**EXERCISE:**
Retype the full set of records. Keep every character identical.

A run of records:
☆ ☆ ☆
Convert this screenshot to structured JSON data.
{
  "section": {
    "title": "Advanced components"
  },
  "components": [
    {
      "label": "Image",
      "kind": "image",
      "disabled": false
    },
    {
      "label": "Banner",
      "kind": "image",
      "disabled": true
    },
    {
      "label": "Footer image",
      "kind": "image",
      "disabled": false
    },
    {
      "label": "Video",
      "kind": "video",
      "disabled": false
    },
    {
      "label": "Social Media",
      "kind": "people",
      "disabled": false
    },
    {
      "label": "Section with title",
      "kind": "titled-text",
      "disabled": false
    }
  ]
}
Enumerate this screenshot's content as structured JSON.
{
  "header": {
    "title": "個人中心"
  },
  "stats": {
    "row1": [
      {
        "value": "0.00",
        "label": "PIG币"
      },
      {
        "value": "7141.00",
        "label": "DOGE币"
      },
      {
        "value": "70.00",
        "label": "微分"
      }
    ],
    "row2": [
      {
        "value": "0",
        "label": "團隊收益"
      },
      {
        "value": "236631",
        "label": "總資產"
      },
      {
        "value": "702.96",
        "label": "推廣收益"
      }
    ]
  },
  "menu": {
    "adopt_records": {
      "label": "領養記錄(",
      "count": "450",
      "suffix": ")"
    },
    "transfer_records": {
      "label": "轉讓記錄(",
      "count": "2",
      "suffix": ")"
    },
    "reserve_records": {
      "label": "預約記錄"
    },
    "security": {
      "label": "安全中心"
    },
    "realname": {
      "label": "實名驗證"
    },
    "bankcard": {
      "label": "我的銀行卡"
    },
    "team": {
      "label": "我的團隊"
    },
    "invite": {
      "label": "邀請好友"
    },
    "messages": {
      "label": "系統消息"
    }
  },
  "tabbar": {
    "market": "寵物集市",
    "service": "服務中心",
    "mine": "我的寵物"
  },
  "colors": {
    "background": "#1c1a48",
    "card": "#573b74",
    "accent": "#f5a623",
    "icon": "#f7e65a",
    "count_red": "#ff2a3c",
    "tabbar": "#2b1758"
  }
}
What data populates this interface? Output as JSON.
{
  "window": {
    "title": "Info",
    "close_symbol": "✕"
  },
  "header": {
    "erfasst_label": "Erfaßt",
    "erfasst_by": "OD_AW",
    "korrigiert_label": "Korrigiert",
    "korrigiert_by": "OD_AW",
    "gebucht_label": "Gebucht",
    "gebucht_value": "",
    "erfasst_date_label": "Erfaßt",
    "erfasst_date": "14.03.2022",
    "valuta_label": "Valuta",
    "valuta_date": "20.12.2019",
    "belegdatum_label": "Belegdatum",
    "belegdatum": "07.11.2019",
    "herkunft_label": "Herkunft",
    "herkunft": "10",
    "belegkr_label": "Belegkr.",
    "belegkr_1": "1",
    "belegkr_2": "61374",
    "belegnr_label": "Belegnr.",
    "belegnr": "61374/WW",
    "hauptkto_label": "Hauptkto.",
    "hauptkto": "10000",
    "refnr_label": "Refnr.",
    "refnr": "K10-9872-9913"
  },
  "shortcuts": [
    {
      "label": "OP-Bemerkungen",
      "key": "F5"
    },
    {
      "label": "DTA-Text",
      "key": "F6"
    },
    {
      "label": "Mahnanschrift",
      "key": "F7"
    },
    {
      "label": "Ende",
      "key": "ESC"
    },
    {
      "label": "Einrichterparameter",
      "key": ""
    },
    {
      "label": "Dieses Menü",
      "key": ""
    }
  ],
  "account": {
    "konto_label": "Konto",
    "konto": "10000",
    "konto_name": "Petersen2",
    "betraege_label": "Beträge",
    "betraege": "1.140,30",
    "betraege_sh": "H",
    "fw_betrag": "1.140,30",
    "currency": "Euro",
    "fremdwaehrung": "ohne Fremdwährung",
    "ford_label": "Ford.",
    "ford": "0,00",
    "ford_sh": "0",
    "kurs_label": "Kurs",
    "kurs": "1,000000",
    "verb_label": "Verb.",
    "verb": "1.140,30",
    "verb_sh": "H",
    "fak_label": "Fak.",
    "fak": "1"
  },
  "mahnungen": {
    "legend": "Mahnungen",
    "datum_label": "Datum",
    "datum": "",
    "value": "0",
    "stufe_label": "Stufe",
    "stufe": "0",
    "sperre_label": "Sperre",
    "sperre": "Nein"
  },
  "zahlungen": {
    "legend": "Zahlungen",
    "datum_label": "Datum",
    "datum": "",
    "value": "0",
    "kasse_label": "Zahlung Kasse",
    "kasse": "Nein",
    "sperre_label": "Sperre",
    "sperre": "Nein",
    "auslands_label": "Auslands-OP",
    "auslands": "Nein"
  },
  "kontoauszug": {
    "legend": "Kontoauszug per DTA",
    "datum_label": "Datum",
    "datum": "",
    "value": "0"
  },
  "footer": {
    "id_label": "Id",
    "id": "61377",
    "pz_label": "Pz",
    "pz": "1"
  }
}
☆ ☆ ☆
**RESULT FOR THIS TASK:**
Convert this screenshot to structured JSON data.
{
  "section": {
    "title": "Advanced components"
  },
  "components": [
    {
      "label": "Image",
      "kind": "image",
      "disabled": false
    },
    {
      "label": "Banner",
      "kind": "image",
      "disabled": true
    },
    {
      "label": "Footer image",
      "kind": "image",
      "disabled": false
    },
    {
      "label": "Video",
      "kind": "video",
      "disabled": false
    },
    {
      "label": "Social Media",
      "kind": "people",
      "disabled": false
    },
    {
      "label": "Section with title",
      "kind": "titled-text",
      "disabled": false
    }
  ]
}
Enumerate this screenshot's content as structured JSON.
{
  "header": {
    "title": "個人中心"
  },
  "stats": {
    "row1": [
      {
        "value": "0.00",
        "label": "PIG币"
      },
      {
        "value": "7141.00",
        "label": "DOGE币"
      },
      {
        "value": "70.00",
        "label": "微分"
      }
    ],
    "row2": [
      {
        "value": "0",
        "label": "團隊收益"
      },
      {
        "value": "236631",
        "label": "總資產"
      },
      {
        "value": "702.96",
        "label": "推廣收益"
      }
    ]
  },
  "menu": {
    "adopt_records": {
      "label": "領養記錄(",
      "count": "450",
      "suffix": ")"
    },
    "transfer_records": {
      "label": "轉讓記錄(",
      "count": "2",
      "suffix": ")"
    },
    "reserve_records": {
      "label": "預約記錄"
    },
    "security": {
      "label": "安全中心"
    },
    "realname": {
      "label": "實名驗證"
    },
    "bankcard": {
      "label": "我的銀行卡"
    },
    "team": {
      "label": "我的團隊"
    },
    "invite": {
      "label": "邀請好友"
    },
    "messages": {
      "label": "系統消息"
    }
  },
  "tabbar": {
    "market": "寵物集市",
    "service": "服務中心",
    "mine": "我的寵物"
  },
  "colors": {
    "background": "#1c1a48",
    "card": "#573b74",
    "accent": "#f5a623",
    "icon": "#f7e65a",
    "count_red": "#ff2a3c",
    "tabbar": "#2b1758"
  }
}
What data populates this interface? Output as JSON.
{
  "window": {
    "title": "Info",
    "close_symbol": "✕"
  },
  "header": {
    "erfasst_label": "Erfaßt",
    "erfasst_by": "OD_AW",
    "korrigiert_label": "Korrigiert",
    "korrigiert_by": "OD_AW",
    "gebucht_label": "Gebucht",
    "gebucht_value": "",
    "erfasst_date_label": "Erfaßt",
    "erfasst_date": "14.03.2022",
    "valuta_label": "Valuta",
    "valuta_date": "20.12.2019",
    "belegdatum_label": "Belegdatum",
    "belegdatum": "07.11.2019",
    "herkunft_label": "Herkunft",
    "herkunft": "10",
    "belegkr_label": "Belegkr.",
    "belegkr_1": "1",
    "belegkr_2": "61374",
    "belegnr_label": "Belegnr.",
    "belegnr": "61374/WW",
    "hauptkto_label": "Hauptkto.",
    "hauptkto": "10000",
    "refnr_label": "Refnr.",
    "refnr": "K10-9872-9913"
  },
  "shortcuts": [
    {
      "label": "OP-Bemerkungen",
      "key": "F5"
    },
    {
      "label": "DTA-Text",
      "key": "F6"
    },
    {
      "label": "Mahnanschrift",
      "key": "F7"
    },
    {
      "label": "Ende",
      "key": "ESC"
    },
    {
      "label": "Einrichterparameter",
      "key": ""
    },
    {
      "label": "Dieses Menü",
      "key": ""
    }
  ],
  "account": {
    "konto_label": "Konto",
    "konto": "10000",
    "konto_name": "Petersen2",
    "betraege_label": "Beträge",
    "betraege": "1.140,30",
    "betraege_sh": "H",
    "fw_betrag": "1.140,30",
    "currency": "Euro",
    "fremdwaehrung": "ohne Fremdwährung",
    "ford_label": "Ford.",
    "ford": "0,00",
    "ford_sh": "0",
    "kurs_label": "Kurs",
    "kurs": "1,000000",
    "verb_label": "Verb.",
    "verb": "1.140,30",
    "verb_sh": "H",
    "fak_label": "Fak.",
    "fak": "1"
  },
  "mahnungen": {
    "legend": "Mahnungen",
    "datum_label": "Datum",
    "datum": "",
    "value": "0",
    "stufe_label": "Stufe",
    "stufe": "0",
    "sperre_label": "Sperre",
    "sperre": "Nein"
  },
  "zahlungen": {
    "legend": "Zahlungen",
    "datum_label": "Datum",
    "datum": "",
    "value": "0",
    "kasse_label": "Zahlung Kasse",
    "kasse": "Nein",
    "sperre_label": "Sperre",
    "sperre": "Nein",
    "auslands_label": "Auslands-OP",
    "auslands": "Nein"
  },
  "kontoauszug": {
    "legend": "Kontoauszug per DTA",
    "datum_label": "Datum",
    "datum": "",
    "value": "0"
  },
  "footer": {
    "id_label": "Id",
    "id": "61377",
    "pz_label": "Pz",
    "pz": "1"
  }
}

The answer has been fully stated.